• [TASK BRIEF]:
Go through the lines below and copy each one that holds the string "rapide".

• [DATA RECORDS]:
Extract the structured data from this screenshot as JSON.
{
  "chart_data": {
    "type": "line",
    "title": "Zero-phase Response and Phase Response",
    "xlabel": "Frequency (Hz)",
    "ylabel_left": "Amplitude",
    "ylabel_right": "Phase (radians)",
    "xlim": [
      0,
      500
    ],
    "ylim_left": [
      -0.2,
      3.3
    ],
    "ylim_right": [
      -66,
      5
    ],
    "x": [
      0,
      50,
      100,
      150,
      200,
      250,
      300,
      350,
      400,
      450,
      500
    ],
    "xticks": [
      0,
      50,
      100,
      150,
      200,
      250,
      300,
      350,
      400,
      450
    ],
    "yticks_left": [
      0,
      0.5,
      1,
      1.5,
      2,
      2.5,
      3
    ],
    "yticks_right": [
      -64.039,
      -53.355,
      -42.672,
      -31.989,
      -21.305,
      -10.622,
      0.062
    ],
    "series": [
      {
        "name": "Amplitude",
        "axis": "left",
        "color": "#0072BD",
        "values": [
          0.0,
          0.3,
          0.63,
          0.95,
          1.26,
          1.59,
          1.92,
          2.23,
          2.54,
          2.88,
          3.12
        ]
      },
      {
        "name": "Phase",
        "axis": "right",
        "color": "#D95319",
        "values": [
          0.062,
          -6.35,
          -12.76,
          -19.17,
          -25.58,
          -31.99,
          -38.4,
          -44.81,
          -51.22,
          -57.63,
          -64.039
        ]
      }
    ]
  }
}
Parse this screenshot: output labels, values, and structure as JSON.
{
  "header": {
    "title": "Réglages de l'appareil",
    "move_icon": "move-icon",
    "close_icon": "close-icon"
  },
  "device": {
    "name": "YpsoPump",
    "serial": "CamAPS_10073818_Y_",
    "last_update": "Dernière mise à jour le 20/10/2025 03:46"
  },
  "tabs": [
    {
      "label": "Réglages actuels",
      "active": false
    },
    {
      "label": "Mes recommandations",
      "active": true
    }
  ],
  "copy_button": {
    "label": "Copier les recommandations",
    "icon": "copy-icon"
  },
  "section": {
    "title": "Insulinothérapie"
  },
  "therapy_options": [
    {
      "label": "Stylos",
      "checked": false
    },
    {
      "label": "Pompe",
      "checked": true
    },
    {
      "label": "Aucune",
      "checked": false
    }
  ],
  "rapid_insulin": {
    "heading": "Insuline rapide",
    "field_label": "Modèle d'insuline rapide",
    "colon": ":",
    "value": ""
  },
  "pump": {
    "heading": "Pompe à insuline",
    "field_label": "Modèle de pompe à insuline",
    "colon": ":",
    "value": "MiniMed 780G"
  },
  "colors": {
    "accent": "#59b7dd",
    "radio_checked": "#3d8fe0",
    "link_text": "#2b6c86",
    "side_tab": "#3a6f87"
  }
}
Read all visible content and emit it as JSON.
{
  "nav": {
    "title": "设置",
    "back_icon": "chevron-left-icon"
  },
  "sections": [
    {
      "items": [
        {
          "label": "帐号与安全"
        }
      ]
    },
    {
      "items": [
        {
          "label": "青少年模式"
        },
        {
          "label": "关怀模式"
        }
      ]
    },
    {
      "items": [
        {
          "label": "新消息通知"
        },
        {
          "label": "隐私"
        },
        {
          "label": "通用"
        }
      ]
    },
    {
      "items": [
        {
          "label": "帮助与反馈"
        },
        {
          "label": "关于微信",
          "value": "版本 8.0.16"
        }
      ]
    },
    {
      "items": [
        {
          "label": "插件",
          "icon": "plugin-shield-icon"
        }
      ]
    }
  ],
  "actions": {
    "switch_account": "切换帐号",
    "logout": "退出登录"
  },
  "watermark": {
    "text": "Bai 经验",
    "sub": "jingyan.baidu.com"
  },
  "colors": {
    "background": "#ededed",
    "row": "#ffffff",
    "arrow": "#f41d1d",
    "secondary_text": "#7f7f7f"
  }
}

• [SOLUTION TO THIS TASK]:
    "heading": "Insuline rapide",
    "field_label": "Modèle d'insuline rapide",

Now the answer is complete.